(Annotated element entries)
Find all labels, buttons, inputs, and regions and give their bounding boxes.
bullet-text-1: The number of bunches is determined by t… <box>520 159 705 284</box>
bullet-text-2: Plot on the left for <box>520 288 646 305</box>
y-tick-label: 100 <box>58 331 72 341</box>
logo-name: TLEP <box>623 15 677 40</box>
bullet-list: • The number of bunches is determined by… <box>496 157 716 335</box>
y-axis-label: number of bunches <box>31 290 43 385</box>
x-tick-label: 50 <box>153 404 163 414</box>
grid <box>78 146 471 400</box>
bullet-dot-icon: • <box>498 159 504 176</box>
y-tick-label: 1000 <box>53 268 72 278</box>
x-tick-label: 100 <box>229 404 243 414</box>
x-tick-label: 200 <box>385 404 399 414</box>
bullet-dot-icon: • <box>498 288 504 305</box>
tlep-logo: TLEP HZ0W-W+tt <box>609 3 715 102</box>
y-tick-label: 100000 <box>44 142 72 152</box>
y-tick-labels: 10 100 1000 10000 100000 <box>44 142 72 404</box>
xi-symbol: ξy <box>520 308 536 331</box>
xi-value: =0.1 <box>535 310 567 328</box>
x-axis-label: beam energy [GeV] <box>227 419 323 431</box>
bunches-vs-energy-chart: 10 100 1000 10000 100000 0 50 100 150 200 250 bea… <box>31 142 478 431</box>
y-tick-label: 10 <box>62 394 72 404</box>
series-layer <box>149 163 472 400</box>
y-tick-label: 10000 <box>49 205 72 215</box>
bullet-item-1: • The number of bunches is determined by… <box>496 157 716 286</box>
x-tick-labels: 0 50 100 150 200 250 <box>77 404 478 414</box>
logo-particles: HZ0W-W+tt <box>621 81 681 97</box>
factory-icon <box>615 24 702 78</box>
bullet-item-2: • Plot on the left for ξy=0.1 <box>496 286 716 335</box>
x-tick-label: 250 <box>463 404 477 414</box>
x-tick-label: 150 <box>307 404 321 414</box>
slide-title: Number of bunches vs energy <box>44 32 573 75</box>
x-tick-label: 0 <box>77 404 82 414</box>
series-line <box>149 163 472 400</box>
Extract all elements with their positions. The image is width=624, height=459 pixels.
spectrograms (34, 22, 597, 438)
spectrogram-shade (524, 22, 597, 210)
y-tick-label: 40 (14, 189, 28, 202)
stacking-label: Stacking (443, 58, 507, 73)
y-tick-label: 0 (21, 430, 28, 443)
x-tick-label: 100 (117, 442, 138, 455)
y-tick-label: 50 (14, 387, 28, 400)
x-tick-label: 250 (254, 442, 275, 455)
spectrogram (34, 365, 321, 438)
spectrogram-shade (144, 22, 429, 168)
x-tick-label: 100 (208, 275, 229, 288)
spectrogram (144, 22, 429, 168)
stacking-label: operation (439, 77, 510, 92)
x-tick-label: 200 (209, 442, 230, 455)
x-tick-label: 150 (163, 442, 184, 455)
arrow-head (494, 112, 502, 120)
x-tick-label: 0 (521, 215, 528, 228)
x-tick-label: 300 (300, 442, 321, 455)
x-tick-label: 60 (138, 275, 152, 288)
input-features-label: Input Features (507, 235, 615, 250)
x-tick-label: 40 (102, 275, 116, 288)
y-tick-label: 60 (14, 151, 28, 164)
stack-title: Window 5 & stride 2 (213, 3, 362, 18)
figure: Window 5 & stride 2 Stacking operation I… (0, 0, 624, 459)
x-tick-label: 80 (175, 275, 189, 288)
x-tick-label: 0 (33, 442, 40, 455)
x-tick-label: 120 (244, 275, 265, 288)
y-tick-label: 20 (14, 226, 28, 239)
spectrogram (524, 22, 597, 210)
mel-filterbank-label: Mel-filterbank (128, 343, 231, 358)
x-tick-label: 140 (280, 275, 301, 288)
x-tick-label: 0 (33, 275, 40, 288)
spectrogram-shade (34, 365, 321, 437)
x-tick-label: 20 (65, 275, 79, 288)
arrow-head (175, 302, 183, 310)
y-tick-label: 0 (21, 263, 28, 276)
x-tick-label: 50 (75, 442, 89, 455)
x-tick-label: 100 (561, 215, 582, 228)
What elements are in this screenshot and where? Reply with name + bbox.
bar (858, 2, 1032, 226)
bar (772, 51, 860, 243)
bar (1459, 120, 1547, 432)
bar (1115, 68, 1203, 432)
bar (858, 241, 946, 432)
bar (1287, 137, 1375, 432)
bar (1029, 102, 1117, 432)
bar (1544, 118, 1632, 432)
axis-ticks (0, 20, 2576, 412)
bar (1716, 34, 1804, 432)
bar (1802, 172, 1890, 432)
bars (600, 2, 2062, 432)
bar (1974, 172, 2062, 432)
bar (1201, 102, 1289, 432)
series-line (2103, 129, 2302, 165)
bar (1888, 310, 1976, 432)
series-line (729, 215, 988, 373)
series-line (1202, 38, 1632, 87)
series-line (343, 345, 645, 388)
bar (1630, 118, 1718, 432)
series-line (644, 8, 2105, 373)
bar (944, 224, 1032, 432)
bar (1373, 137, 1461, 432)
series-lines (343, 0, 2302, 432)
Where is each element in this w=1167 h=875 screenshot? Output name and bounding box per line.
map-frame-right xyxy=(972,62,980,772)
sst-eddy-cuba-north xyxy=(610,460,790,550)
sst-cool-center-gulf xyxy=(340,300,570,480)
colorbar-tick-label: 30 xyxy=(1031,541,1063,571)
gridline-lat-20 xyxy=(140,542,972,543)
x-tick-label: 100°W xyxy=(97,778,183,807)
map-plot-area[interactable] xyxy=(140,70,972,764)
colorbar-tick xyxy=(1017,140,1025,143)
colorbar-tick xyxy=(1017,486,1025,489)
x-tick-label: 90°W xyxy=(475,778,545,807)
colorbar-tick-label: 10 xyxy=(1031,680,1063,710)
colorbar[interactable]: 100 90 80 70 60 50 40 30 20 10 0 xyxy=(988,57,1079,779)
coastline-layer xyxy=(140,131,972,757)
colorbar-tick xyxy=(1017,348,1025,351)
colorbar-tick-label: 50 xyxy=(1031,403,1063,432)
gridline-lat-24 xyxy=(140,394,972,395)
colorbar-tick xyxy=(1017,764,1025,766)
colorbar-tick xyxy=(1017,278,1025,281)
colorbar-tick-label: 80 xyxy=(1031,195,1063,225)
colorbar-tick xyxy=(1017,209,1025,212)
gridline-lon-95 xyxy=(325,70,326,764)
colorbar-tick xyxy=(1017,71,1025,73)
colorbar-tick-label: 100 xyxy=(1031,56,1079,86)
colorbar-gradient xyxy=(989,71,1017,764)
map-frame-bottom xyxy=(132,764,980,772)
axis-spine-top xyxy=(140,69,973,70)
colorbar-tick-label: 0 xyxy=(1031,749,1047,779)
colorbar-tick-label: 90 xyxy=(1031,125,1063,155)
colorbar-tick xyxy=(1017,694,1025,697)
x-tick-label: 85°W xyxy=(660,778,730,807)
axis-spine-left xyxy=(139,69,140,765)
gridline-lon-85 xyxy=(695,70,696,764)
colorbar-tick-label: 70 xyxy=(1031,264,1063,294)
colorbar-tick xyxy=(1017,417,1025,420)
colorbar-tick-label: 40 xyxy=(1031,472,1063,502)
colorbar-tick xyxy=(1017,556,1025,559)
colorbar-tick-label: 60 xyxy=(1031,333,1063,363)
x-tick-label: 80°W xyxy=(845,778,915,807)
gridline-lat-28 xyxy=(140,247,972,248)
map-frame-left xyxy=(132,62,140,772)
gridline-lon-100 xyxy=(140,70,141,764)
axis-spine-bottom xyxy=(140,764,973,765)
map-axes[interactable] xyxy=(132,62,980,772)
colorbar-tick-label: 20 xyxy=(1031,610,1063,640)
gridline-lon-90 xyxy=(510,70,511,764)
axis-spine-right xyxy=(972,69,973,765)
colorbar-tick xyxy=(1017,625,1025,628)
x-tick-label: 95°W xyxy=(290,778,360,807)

**Directive**
Can you transcribe the listing lines word for word, everything from the start of the listing down to the line containing "x-axis-label: beam energy"?

**Response to the task**
Find all labels, buttons, inputs, and regions and give their bounding boxes.
bullet-text-1: The number of bunches is determined by t… <box>520 159 705 284</box>
bullet-text-2: Plot on the left for <box>520 288 646 305</box>
y-tick-label: 100 <box>58 331 72 341</box>
logo-name: TLEP <box>623 15 677 40</box>
bullet-list: • The number of bunches is determined by… <box>496 157 716 335</box>
y-axis-label: number of bunches <box>31 290 43 385</box>
x-tick-label: 50 <box>153 404 163 414</box>
grid <box>78 146 471 400</box>
bullet-dot-icon: • <box>498 159 504 176</box>
y-tick-label: 1000 <box>53 268 72 278</box>
x-tick-label: 100 <box>229 404 243 414</box>
x-tick-label: 200 <box>385 404 399 414</box>
bullet-dot-icon: • <box>498 288 504 305</box>
tlep-logo: TLEP HZ0W-W+tt <box>609 3 715 102</box>
y-tick-label: 100000 <box>44 142 72 152</box>
y-tick-labels: 10 100 1000 10000 100000 <box>44 142 72 404</box>
xi-symbol: ξy <box>520 308 536 331</box>
xi-value: =0.1 <box>535 310 567 328</box>
x-axis-label: beam energy [GeV] <box>227 419 323 431</box>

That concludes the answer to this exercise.